━━━━━ Provided data ━━━━━
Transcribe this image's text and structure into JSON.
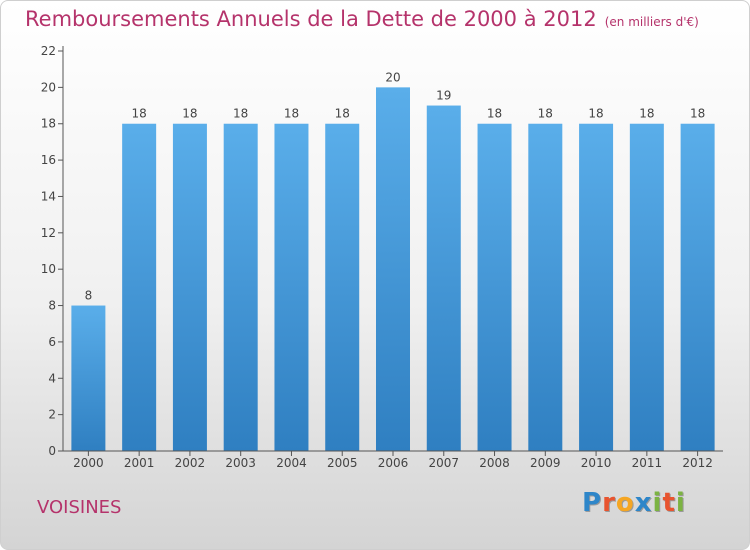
{
  "chart_data": {
    "type": "bar",
    "title": "Remboursements Annuels de la Dette de 2000 à 2012",
    "subtitle": "(en milliers d'€)",
    "categories": [
      "2000",
      "2001",
      "2002",
      "2003",
      "2004",
      "2005",
      "2006",
      "2007",
      "2008",
      "2009",
      "2010",
      "2011",
      "2012"
    ],
    "values": [
      8,
      18,
      18,
      18,
      18,
      18,
      20,
      19,
      18,
      18,
      18,
      18,
      18
    ],
    "ylim": [
      0,
      22
    ],
    "yticks": [
      0,
      2,
      4,
      6,
      8,
      10,
      12,
      14,
      16,
      18,
      20,
      22
    ],
    "xlabel": "",
    "ylabel": "",
    "grid": false,
    "bar_color": "#3f8fd4"
  },
  "commune": "VOISINES",
  "logo": {
    "letters": [
      "P",
      "r",
      "o",
      "x",
      "i",
      "t",
      "i"
    ],
    "colors": [
      "#2e86c9",
      "#e8542f",
      "#f5a623",
      "#2e86c9",
      "#7cb342",
      "#e8542f",
      "#7cb342"
    ]
  },
  "colors": {
    "title": "#b5336b",
    "axis": "#444444"
  }
}
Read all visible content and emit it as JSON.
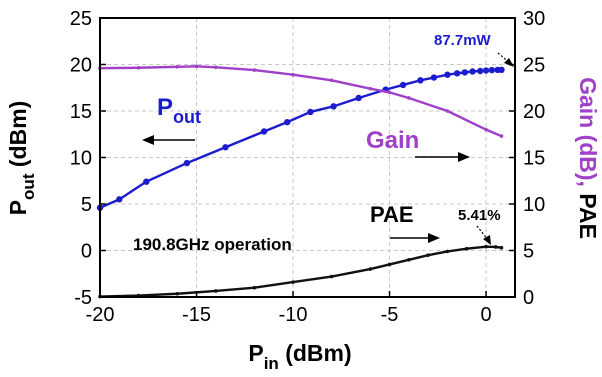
{
  "chart_data": {
    "type": "line",
    "xlabel": {
      "main": "P",
      "sub": "in",
      "rest": " (dBm)"
    },
    "ylabel_left": {
      "main": "P",
      "sub": "out",
      "rest": " (dBm)"
    },
    "ylabel_right": {
      "main": "Gain (dB), ",
      "tail": "PAE"
    },
    "x_ticks": [
      "-20",
      "-15",
      "-10",
      "-5",
      "0"
    ],
    "y_left_ticks": [
      "-5",
      "0",
      "5",
      "10",
      "15",
      "20",
      "25"
    ],
    "y_right_ticks": [
      "0",
      "5",
      "10",
      "15",
      "20",
      "25",
      "30"
    ],
    "xlim": [
      -20,
      1.5
    ],
    "ylim_left": [
      -5,
      25
    ],
    "ylim_right": [
      0,
      30
    ],
    "grid": true,
    "series": [
      {
        "name": "Pout",
        "axis": "left",
        "color": "#1c1ccf",
        "x": [
          -20,
          -19,
          -17.6,
          -15.5,
          -13.5,
          -11.5,
          -10.3,
          -9.1,
          -7.9,
          -6.6,
          -5.2,
          -4.3,
          -3.4,
          -2.7,
          -2.0,
          -1.5,
          -1.1,
          -0.7,
          -0.3,
          0.0,
          0.3,
          0.6,
          0.8
        ],
        "y": [
          4.6,
          5.5,
          7.4,
          9.4,
          11.1,
          12.8,
          13.8,
          14.9,
          15.5,
          16.4,
          17.3,
          17.8,
          18.3,
          18.6,
          18.9,
          19.05,
          19.15,
          19.25,
          19.3,
          19.35,
          19.4,
          19.42,
          19.43
        ]
      },
      {
        "name": "Gain",
        "axis": "right",
        "color": "#a040c8",
        "x": [
          -20,
          -18,
          -16,
          -15,
          -14,
          -12,
          -10,
          -8,
          -6,
          -5,
          -4,
          -2,
          0,
          0.8
        ],
        "y": [
          24.6,
          24.65,
          24.75,
          24.8,
          24.7,
          24.4,
          23.9,
          23.3,
          22.4,
          22.0,
          21.4,
          20.0,
          18.0,
          17.3
        ]
      },
      {
        "name": "PAE",
        "axis": "right",
        "color": "#111111",
        "x": [
          -20,
          -18,
          -16,
          -14,
          -12,
          -10,
          -8,
          -6,
          -5,
          -4,
          -3,
          -2,
          -1,
          0,
          0.5,
          0.8
        ],
        "y": [
          0.05,
          0.15,
          0.35,
          0.65,
          1.0,
          1.6,
          2.2,
          3.0,
          3.5,
          4.0,
          4.5,
          4.9,
          5.2,
          5.41,
          5.38,
          5.3
        ]
      }
    ],
    "annotations": {
      "pout": {
        "main": "P",
        "sub": "out"
      },
      "gain": "Gain",
      "pae": "PAE",
      "peak_power": "87.7mW",
      "peak_pae": "5.41%",
      "operation": "190.8GHz operation"
    },
    "colors": {
      "pout": "#1c1ccf",
      "gain": "#a040c8",
      "pae": "#111111",
      "grid": "#c8c8c8",
      "pae_text": "#000000"
    }
  }
}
━━━━━
:: Written task ::
Restate each line of the records exactly; pictures do not belong in the copy.

:: Problem solution ::
Transcribe this image's text and structure into JSON.
{
  "chart_data": {
    "type": "bar",
    "title": "Remboursements Annuels de la Dette de 2000 à 2012",
    "subtitle": "(en milliers d'€)",
    "categories": [
      "2000",
      "2001",
      "2002",
      "2003",
      "2004",
      "2005",
      "2006",
      "2007",
      "2008",
      "2009",
      "2010",
      "2011",
      "2012"
    ],
    "values": [
      8,
      18,
      18,
      18,
      18,
      18,
      20,
      19,
      18,
      18,
      18,
      18,
      18
    ],
    "ylim": [
      0,
      22
    ],
    "yticks": [
      0,
      2,
      4,
      6,
      8,
      10,
      12,
      14,
      16,
      18,
      20,
      22
    ],
    "xlabel": "",
    "ylabel": "",
    "grid": false,
    "bar_color": "#3f8fd4"
  },
  "commune": "VOISINES",
  "logo": {
    "letters": [
      "P",
      "r",
      "o",
      "x",
      "i",
      "t",
      "i"
    ],
    "colors": [
      "#2e86c9",
      "#e8542f",
      "#f5a623",
      "#2e86c9",
      "#7cb342",
      "#e8542f",
      "#7cb342"
    ]
  },
  "colors": {
    "title": "#b5336b",
    "axis": "#444444"
  }
}
Read all visible content and emit it as JSON.
{
  "chart_data": {
    "type": "line",
    "xlabel": {
      "main": "P",
      "sub": "in",
      "rest": " (dBm)"
    },
    "ylabel_left": {
      "main": "P",
      "sub": "out",
      "rest": " (dBm)"
    },
    "ylabel_right": {
      "main": "Gain (dB), ",
      "tail": "PAE"
    },
    "x_ticks": [
      "-20",
      "-15",
      "-10",
      "-5",
      "0"
    ],
    "y_left_ticks": [
      "-5",
      "0",
      "5",
      "10",
      "15",
      "20",
      "25"
    ],
    "y_right_ticks": [
      "0",
      "5",
      "10",
      "15",
      "20",
      "25",
      "30"
    ],
    "xlim": [
      -20,
      1.5
    ],
    "ylim_left": [
      -5,
      25
    ],
    "ylim_right": [
      0,
      30
    ],
    "grid": true,
    "series": [
      {
        "name": "Pout",
        "axis": "left",
        "color": "#1c1ccf",
        "x": [
          -20,
          -19,
          -17.6,
          -15.5,
          -13.5,
          -11.5,
          -10.3,
          -9.1,
          -7.9,
          -6.6,
          -5.2,
          -4.3,
          -3.4,
          -2.7,
          -2.0,
          -1.5,
          -1.1,
          -0.7,
          -0.3,
          0.0,
          0.3,
          0.6,
          0.8
        ],
        "y": [
          4.6,
          5.5,
          7.4,
          9.4,
          11.1,
          12.8,
          13.8,
          14.9,
          15.5,
          16.4,
          17.3,
          17.8,
          18.3,
          18.6,
          18.9,
          19.05,
          19.15,
          19.25,
          19.3,
          19.35,
          19.4,
          19.42,
          19.43
        ]
      },
      {
        "name": "Gain",
        "axis": "right",
        "color": "#a040c8",
        "x": [
          -20,
          -18,
          -16,
          -15,
          -14,
          -12,
          -10,
          -8,
          -6,
          -5,
          -4,
          -2,
          0,
          0.8
        ],
        "y": [
          24.6,
          24.65,
          24.75,
          24.8,
          24.7,
          24.4,
          23.9,
          23.3,
          22.4,
          22.0,
          21.4,
          20.0,
          18.0,
          17.3
        ]
      },
      {
        "name": "PAE",
        "axis": "right",
        "color": "#111111",
        "x": [
          -20,
          -18,
          -16,
          -14,
          -12,
          -10,
          -8,
          -6,
          -5,
          -4,
          -3,
          -2,
          -1,
          0,
          0.5,
          0.8
        ],
        "y": [
          0.05,
          0.15,
          0.35,
          0.65,
          1.0,
          1.6,
          2.2,
          3.0,
          3.5,
          4.0,
          4.5,
          4.9,
          5.2,
          5.41,
          5.38,
          5.3
        ]
      }
    ],
    "annotations": {
      "pout": {
        "main": "P",
        "sub": "out"
      },
      "gain": "Gain",
      "pae": "PAE",
      "peak_power": "87.7mW",
      "peak_pae": "5.41%",
      "operation": "190.8GHz operation"
    },
    "colors": {
      "pout": "#1c1ccf",
      "gain": "#a040c8",
      "pae": "#111111",
      "grid": "#c8c8c8",
      "pae_text": "#000000"
    }
  }
}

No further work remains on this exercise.